Prompt: Show every line that has the string "PvdA" in it.

+ + +

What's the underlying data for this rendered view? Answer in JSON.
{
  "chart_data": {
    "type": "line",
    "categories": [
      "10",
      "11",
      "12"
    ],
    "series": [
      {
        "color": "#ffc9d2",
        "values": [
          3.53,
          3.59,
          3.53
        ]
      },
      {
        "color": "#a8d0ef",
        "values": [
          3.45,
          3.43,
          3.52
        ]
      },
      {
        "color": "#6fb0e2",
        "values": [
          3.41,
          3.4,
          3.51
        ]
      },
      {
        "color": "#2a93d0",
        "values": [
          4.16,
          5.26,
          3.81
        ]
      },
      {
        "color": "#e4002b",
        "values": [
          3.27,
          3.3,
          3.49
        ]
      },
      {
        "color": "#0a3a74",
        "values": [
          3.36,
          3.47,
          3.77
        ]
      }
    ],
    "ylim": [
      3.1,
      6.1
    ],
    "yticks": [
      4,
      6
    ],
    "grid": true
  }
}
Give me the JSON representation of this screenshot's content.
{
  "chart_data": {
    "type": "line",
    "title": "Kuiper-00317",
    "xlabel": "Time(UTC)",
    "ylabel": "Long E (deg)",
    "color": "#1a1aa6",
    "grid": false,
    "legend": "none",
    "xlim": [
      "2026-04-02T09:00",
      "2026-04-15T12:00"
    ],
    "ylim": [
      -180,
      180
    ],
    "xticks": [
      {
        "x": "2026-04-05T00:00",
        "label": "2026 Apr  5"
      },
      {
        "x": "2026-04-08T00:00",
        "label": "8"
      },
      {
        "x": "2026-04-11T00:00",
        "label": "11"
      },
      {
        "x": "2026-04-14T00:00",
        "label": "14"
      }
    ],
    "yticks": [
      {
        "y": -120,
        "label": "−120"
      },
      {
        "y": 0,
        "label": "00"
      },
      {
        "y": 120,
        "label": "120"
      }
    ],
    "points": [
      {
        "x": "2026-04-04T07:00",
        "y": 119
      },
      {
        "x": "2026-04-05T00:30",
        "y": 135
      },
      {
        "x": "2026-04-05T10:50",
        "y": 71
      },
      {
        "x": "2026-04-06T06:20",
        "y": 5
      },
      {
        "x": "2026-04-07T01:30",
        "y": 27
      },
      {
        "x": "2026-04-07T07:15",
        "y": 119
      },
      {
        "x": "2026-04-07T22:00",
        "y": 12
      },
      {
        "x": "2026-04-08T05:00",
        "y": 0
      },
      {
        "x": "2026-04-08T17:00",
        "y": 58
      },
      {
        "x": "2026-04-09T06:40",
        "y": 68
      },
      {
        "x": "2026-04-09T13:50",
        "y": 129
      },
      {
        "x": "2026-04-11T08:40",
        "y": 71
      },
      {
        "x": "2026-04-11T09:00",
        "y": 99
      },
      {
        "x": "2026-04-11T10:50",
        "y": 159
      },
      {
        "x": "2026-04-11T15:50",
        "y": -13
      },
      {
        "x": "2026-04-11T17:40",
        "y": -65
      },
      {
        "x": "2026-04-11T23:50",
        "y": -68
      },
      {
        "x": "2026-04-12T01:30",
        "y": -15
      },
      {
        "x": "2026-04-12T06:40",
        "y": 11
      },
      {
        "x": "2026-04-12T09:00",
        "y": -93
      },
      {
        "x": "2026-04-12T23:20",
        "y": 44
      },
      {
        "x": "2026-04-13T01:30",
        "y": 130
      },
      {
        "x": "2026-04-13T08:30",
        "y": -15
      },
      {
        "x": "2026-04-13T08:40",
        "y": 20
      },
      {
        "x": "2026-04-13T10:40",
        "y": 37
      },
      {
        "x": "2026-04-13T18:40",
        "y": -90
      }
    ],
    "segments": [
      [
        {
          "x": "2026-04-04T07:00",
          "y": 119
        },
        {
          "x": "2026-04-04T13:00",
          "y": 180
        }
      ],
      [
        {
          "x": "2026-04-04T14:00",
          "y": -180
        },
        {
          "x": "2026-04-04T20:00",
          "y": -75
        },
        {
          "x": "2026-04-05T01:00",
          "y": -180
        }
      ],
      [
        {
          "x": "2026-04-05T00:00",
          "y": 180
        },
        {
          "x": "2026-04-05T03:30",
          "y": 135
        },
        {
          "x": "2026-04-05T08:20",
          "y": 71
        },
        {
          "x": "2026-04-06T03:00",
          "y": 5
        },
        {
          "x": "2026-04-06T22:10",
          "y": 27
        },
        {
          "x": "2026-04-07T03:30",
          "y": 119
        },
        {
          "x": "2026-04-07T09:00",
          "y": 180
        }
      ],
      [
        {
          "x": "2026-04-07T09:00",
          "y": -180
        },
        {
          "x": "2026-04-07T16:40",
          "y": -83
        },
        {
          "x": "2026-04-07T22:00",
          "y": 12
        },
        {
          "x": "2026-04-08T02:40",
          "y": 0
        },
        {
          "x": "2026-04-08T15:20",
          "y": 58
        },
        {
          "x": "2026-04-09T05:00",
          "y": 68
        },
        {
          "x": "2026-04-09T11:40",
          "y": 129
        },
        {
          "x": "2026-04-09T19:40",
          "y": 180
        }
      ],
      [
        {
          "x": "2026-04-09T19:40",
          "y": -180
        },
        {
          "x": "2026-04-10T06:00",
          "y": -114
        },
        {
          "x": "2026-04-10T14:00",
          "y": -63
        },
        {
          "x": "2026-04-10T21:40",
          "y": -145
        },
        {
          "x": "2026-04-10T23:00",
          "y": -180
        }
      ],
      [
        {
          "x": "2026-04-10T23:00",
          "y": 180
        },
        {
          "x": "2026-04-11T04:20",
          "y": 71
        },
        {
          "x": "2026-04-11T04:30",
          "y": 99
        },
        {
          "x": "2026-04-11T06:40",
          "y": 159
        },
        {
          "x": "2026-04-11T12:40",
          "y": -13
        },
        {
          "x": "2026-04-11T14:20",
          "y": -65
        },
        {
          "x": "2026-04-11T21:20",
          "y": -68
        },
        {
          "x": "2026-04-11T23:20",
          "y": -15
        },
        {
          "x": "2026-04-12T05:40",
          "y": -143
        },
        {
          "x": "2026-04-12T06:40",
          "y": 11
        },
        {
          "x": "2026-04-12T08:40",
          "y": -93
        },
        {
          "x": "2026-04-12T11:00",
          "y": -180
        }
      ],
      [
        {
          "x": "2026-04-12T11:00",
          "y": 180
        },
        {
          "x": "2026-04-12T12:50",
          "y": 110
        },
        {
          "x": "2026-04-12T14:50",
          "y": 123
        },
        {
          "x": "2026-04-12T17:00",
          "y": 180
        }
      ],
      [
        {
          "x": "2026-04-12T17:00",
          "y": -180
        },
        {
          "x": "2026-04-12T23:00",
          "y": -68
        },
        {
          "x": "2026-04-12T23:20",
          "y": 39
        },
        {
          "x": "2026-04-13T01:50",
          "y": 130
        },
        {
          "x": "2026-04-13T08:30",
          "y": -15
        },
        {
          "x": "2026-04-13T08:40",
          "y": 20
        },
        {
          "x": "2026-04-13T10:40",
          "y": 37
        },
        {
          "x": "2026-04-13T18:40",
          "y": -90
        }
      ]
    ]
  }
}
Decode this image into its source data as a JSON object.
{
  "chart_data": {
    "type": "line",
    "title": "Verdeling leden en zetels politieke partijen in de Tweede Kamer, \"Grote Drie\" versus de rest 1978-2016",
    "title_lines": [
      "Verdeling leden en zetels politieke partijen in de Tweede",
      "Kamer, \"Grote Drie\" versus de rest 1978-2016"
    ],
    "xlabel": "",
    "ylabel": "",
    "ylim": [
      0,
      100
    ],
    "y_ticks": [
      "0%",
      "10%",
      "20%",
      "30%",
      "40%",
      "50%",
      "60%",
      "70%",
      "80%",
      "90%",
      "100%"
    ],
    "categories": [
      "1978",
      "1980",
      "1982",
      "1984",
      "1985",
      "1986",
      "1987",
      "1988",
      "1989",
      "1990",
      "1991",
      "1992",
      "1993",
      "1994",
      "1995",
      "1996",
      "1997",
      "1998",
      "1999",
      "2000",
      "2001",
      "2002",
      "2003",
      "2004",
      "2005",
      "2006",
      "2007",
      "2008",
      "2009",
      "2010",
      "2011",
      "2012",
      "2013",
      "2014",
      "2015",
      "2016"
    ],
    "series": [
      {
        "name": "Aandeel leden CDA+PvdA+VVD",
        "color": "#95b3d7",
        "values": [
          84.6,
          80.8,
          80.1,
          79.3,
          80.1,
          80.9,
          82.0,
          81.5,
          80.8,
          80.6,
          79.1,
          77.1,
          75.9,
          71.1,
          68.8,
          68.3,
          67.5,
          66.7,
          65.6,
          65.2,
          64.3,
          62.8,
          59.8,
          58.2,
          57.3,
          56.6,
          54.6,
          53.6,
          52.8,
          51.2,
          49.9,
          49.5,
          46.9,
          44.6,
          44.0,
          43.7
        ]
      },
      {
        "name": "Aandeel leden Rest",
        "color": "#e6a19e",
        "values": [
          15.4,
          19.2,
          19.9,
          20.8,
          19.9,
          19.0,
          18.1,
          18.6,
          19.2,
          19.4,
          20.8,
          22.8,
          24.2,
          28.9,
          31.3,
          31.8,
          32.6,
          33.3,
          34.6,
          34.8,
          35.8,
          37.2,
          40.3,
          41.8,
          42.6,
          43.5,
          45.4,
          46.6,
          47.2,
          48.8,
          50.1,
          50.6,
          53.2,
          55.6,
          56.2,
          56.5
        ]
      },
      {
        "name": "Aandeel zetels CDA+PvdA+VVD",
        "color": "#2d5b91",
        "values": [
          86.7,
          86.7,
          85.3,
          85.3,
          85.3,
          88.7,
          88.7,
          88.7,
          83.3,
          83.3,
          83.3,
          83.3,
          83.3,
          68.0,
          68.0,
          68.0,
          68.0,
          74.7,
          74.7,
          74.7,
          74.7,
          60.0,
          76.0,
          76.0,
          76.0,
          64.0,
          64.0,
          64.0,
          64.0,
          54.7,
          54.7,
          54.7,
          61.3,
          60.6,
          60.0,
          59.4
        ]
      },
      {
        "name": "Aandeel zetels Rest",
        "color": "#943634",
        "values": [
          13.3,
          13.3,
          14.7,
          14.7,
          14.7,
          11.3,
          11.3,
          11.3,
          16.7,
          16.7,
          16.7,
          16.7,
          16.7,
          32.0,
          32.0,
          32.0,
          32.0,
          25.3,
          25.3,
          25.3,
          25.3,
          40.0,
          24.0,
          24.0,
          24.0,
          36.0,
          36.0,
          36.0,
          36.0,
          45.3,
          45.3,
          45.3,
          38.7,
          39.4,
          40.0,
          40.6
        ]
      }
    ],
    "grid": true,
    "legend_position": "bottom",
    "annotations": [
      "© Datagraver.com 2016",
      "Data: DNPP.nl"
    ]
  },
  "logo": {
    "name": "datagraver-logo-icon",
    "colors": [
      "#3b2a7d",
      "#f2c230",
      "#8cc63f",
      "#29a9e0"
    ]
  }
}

+ + +

Answer to the problem:
        "name": "Aandeel leden CDA+PvdA+VVD",
        "name": "Aandeel zetels CDA+PvdA+VVD",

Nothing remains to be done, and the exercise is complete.